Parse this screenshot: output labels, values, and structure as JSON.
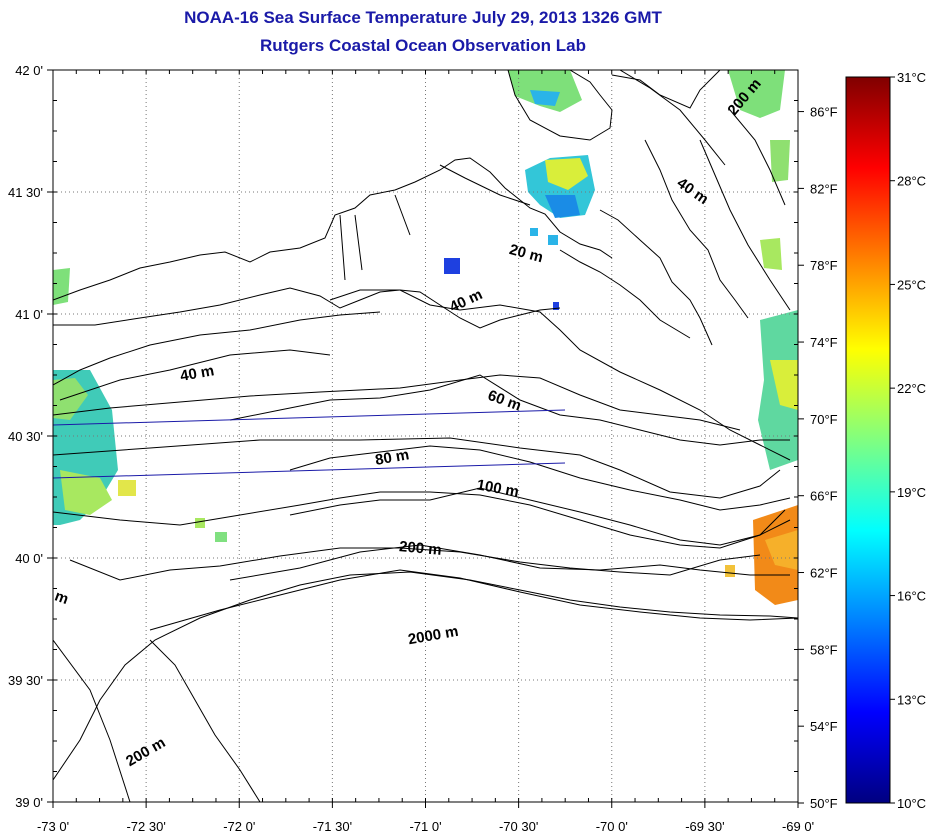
{
  "title": {
    "line1": "NOAA-16 Sea Surface Temperature July 29, 2013 1326 GMT",
    "line2": "Rutgers Coastal Ocean Observation Lab",
    "color": "#1a1aa8"
  },
  "map": {
    "lon_range": [
      -73.0,
      -69.0
    ],
    "lat_range": [
      39.0,
      42.0
    ],
    "grid": "dotted",
    "x_ticks": [
      {
        "value": -73.0,
        "label": "-73 0'"
      },
      {
        "value": -72.5,
        "label": "-72 30'"
      },
      {
        "value": -72.0,
        "label": "-72 0'"
      },
      {
        "value": -71.5,
        "label": "-71 30'"
      },
      {
        "value": -71.0,
        "label": "-71 0'"
      },
      {
        "value": -70.5,
        "label": "-70 30'"
      },
      {
        "value": -70.0,
        "label": "-70 0'"
      },
      {
        "value": -69.5,
        "label": "-69 30'"
      },
      {
        "value": -69.0,
        "label": "-69 0'"
      }
    ],
    "y_ticks": [
      {
        "value": 42.0,
        "label": "42 0'"
      },
      {
        "value": 41.5,
        "label": "41 30'"
      },
      {
        "value": 41.0,
        "label": "41 0'"
      },
      {
        "value": 40.5,
        "label": "40 30'"
      },
      {
        "value": 40.0,
        "label": "40 0'"
      },
      {
        "value": 39.5,
        "label": "39 30'"
      },
      {
        "value": 39.0,
        "label": "39 0'"
      }
    ],
    "right_f_ticks": [
      {
        "value": 86,
        "label": "86°F"
      },
      {
        "value": 82,
        "label": "82°F"
      },
      {
        "value": 78,
        "label": "78°F"
      },
      {
        "value": 74,
        "label": "74°F"
      },
      {
        "value": 70,
        "label": "70°F"
      },
      {
        "value": 66,
        "label": "66°F"
      },
      {
        "value": 62,
        "label": "62°F"
      },
      {
        "value": 58,
        "label": "58°F"
      },
      {
        "value": 54,
        "label": "54°F"
      },
      {
        "value": 50,
        "label": "50°F"
      }
    ],
    "isobath_labels": [
      "200 m",
      "40 m",
      "20 m",
      "40 m",
      "40 m",
      "60 m",
      "80 m",
      "100 m",
      "200 m",
      "2000 m",
      "200 m",
      "m"
    ],
    "land_color": "#ffffff",
    "sea_color": "#ffffff"
  },
  "colorbar": {
    "min_c": 10,
    "max_c": 31,
    "ticks": [
      {
        "value": 31,
        "label": "31°C"
      },
      {
        "value": 28,
        "label": "28°C"
      },
      {
        "value": 25,
        "label": "25°C"
      },
      {
        "value": 22,
        "label": "22°C"
      },
      {
        "value": 19,
        "label": "19°C"
      },
      {
        "value": 16,
        "label": "16°C"
      },
      {
        "value": 13,
        "label": "13°C"
      },
      {
        "value": 10,
        "label": "10°C"
      }
    ],
    "colors": [
      "#000080",
      "#0000ff",
      "#0080ff",
      "#00ffff",
      "#80ff80",
      "#ffff00",
      "#ff8000",
      "#ff0000",
      "#800000"
    ]
  }
}
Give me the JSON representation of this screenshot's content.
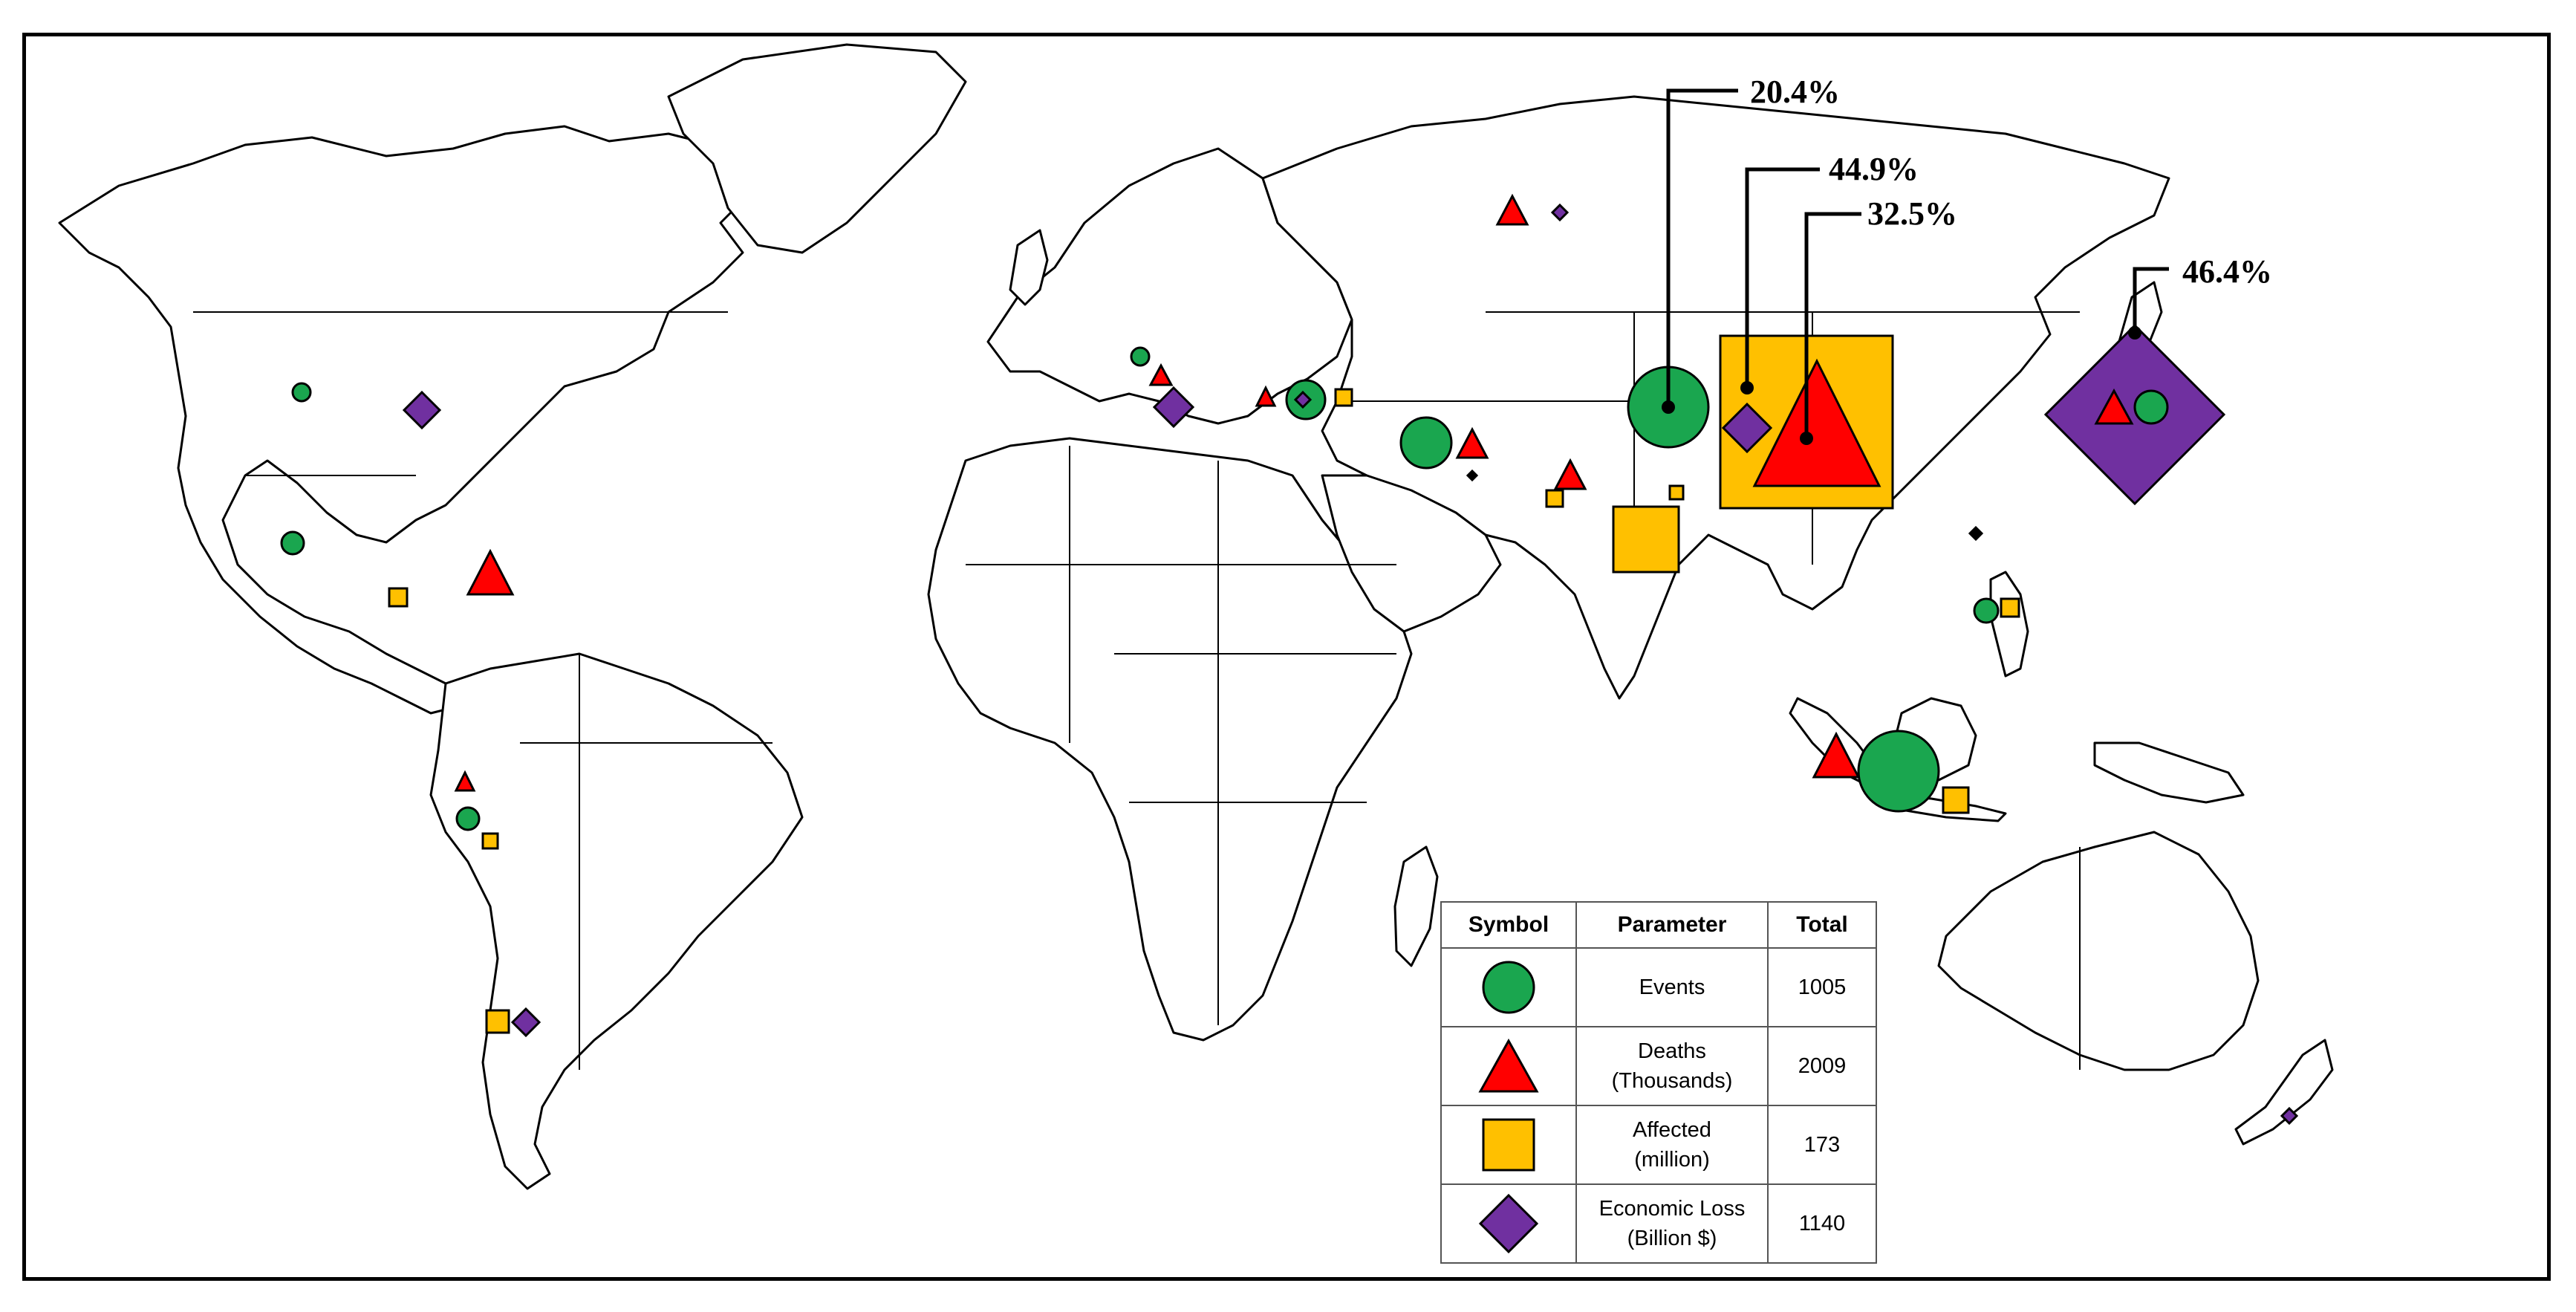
{
  "colors": {
    "events": "#1aa64f",
    "deaths": "#ff0000",
    "affected": "#ffc000",
    "economic_loss": "#7030a0"
  },
  "callouts": [
    {
      "label": "20.4%",
      "symbol": "events",
      "region": "China"
    },
    {
      "label": "44.9%",
      "symbol": "economic_loss",
      "region": "China"
    },
    {
      "label": "32.5%",
      "symbol": "deaths",
      "region": "China"
    },
    {
      "label": "46.4%",
      "symbol": "economic_loss",
      "region": "Japan"
    }
  ],
  "legend": {
    "headers": {
      "symbol": "Symbol",
      "parameter": "Parameter",
      "total": "Total"
    },
    "rows": [
      {
        "icon": "green-circle-icon",
        "param_line1": "Events",
        "param_line2": "",
        "total": "1005"
      },
      {
        "icon": "red-triangle-icon",
        "param_line1": "Deaths",
        "param_line2": "(Thousands)",
        "total": "2009"
      },
      {
        "icon": "orange-square-icon",
        "param_line1": "Affected",
        "param_line2": "(million)",
        "total": "173"
      },
      {
        "icon": "purple-diamond-icon",
        "param_line1": "Economic Loss",
        "param_line2": "(Billion $)",
        "total": "1140"
      }
    ]
  }
}
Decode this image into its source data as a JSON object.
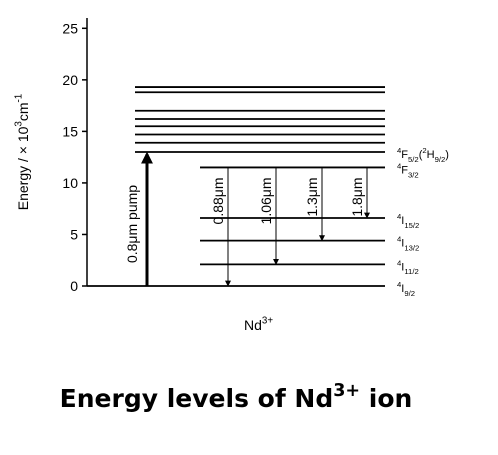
{
  "chart_data": {
    "type": "energy-levels",
    "title": [
      {
        "t": "Energy levels of Nd"
      },
      {
        "t": "3+",
        "s": "sup"
      },
      {
        "t": " ion"
      }
    ],
    "x_label": [
      {
        "t": "Nd"
      },
      {
        "t": "3+",
        "s": "sup"
      }
    ],
    "y_label": [
      {
        "t": "Energy / × 10"
      },
      {
        "t": "3",
        "s": "sup"
      },
      {
        "t": "cm"
      },
      {
        "t": "-1",
        "s": "sup"
      }
    ],
    "ylim": [
      0,
      26
    ],
    "yticks": [
      0,
      5,
      10,
      15,
      20,
      25
    ],
    "color": "#000000",
    "levels": [
      {
        "energy": 19.3
      },
      {
        "energy": 18.8
      },
      {
        "energy": 17.0
      },
      {
        "energy": 16.2
      },
      {
        "energy": 15.5
      },
      {
        "energy": 14.7
      },
      {
        "energy": 13.9
      },
      {
        "energy": 13.0,
        "label": [
          {
            "t": "4",
            "s": "sup"
          },
          {
            "t": "F"
          },
          {
            "t": "5/2",
            "s": "sub"
          },
          {
            "t": "("
          },
          {
            "t": "2",
            "s": "sup"
          },
          {
            "t": "H"
          },
          {
            "t": "9/2",
            "s": "sub"
          },
          {
            "t": ")"
          }
        ]
      },
      {
        "energy": 11.5,
        "label": [
          {
            "t": "4",
            "s": "sup"
          },
          {
            "t": "F"
          },
          {
            "t": "3/2",
            "s": "sub"
          }
        ]
      },
      {
        "energy": 6.6,
        "label": [
          {
            "t": "4",
            "s": "sup"
          },
          {
            "t": "I"
          },
          {
            "t": "15/2",
            "s": "sub"
          }
        ]
      },
      {
        "energy": 4.4,
        "label": [
          {
            "t": "4",
            "s": "sup"
          },
          {
            "t": "I"
          },
          {
            "t": "13/2",
            "s": "sub"
          }
        ]
      },
      {
        "energy": 2.1,
        "label": [
          {
            "t": "4",
            "s": "sup"
          },
          {
            "t": "I"
          },
          {
            "t": "11/2",
            "s": "sub"
          }
        ]
      },
      {
        "energy": 0,
        "label": [
          {
            "t": "4",
            "s": "sup"
          },
          {
            "t": "I"
          },
          {
            "t": "9/2",
            "s": "sub"
          }
        ]
      }
    ],
    "pump": {
      "label": "0.8μm pump",
      "from": 0,
      "to": 13.0
    },
    "transitions": [
      {
        "label": "0.88μm",
        "from": 11.5,
        "to": 0
      },
      {
        "label": "1.06μm",
        "from": 11.5,
        "to": 2.1
      },
      {
        "label": "1.3μm",
        "from": 11.5,
        "to": 4.4
      },
      {
        "label": "1.8μm",
        "from": 11.5,
        "to": 6.6
      }
    ]
  }
}
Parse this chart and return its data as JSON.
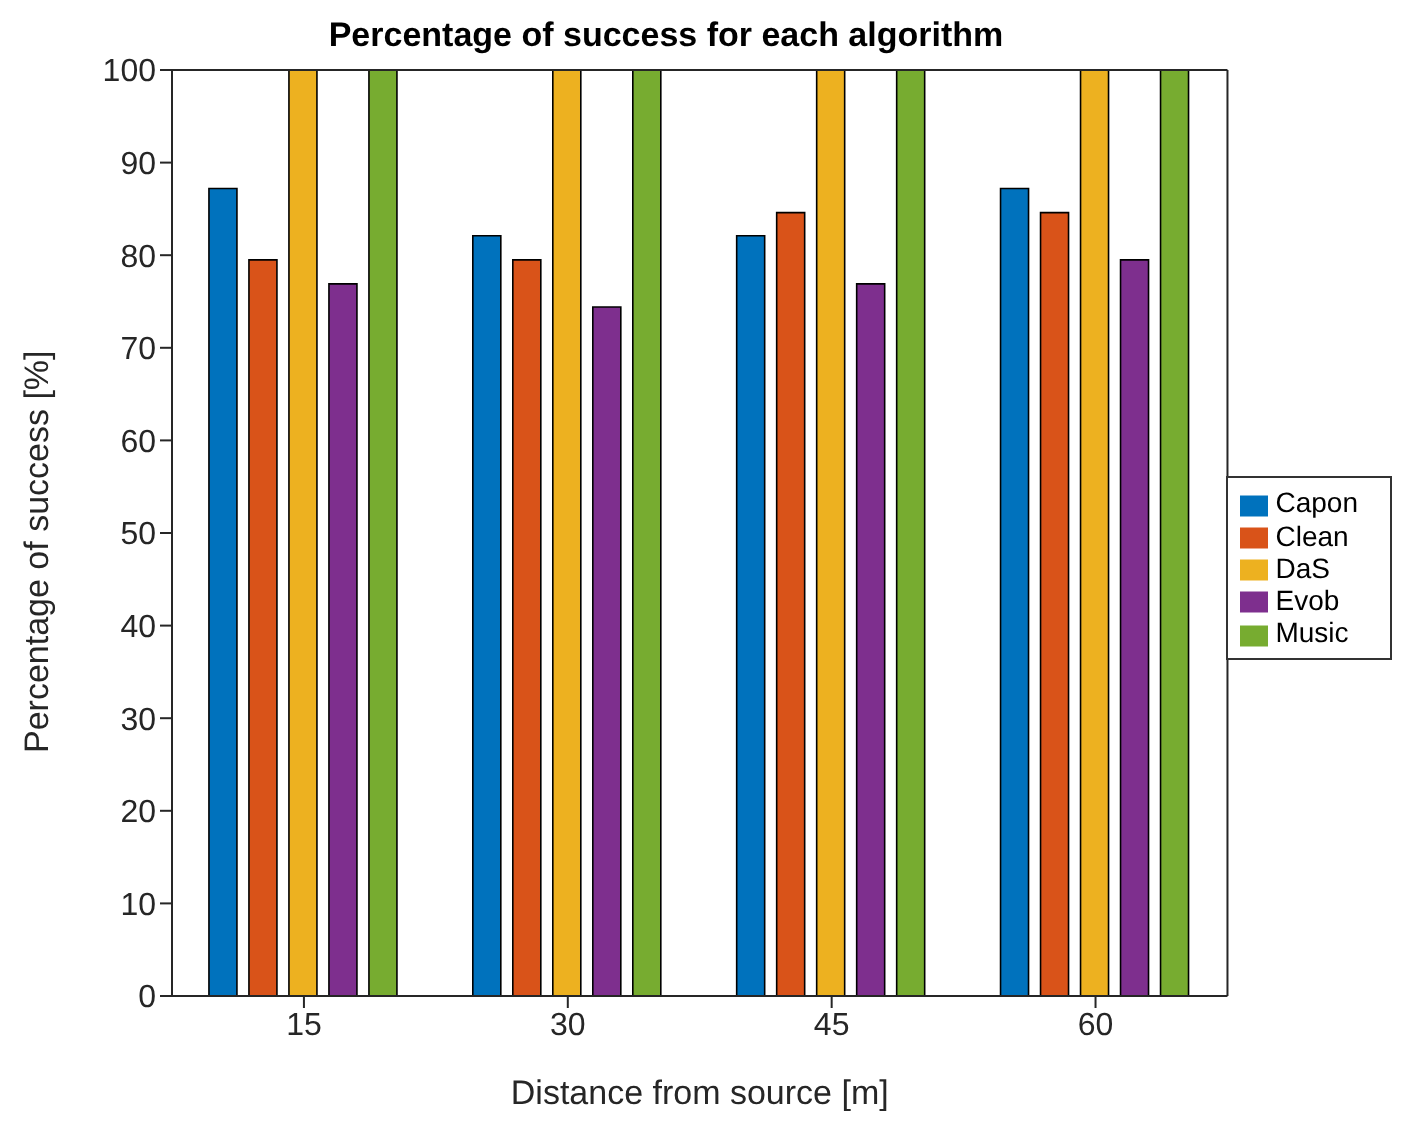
{
  "chart_data": {
    "type": "bar",
    "title": "Percentage of success for each algorithm",
    "xlabel": "Distance from source [m]",
    "ylabel": "Percentage of success [%]",
    "categories": [
      "15",
      "30",
      "45",
      "60"
    ],
    "series": [
      {
        "name": "Capon",
        "color": "#0072bd",
        "values": [
          87.2,
          82.1,
          82.1,
          87.2
        ]
      },
      {
        "name": "Clean",
        "color": "#d95319",
        "values": [
          79.5,
          79.5,
          84.6,
          84.6
        ]
      },
      {
        "name": "DaS",
        "color": "#edb120",
        "values": [
          100,
          100,
          100,
          100
        ]
      },
      {
        "name": "Evob",
        "color": "#7e2f8e",
        "values": [
          76.9,
          74.4,
          76.9,
          79.5
        ]
      },
      {
        "name": "Music",
        "color": "#77ac30",
        "values": [
          100,
          100,
          100,
          100
        ]
      }
    ],
    "ylim": [
      0,
      100
    ],
    "yticks": [
      0,
      10,
      20,
      30,
      40,
      50,
      60,
      70,
      80,
      90,
      100
    ],
    "grid": false,
    "legend": "right"
  }
}
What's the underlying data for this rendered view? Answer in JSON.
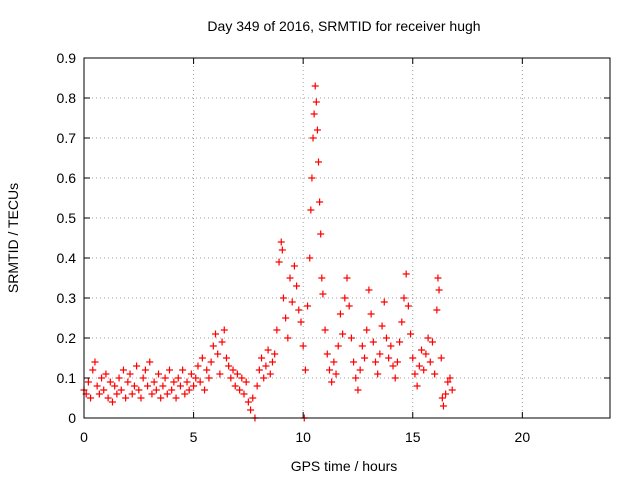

======

Set exercise —
Go through the records above, find every line with the word "levels", and list those lines.

Exercise response —
    "type": "energy-levels",
        "t": "Energy levels of Nd"
    "levels": [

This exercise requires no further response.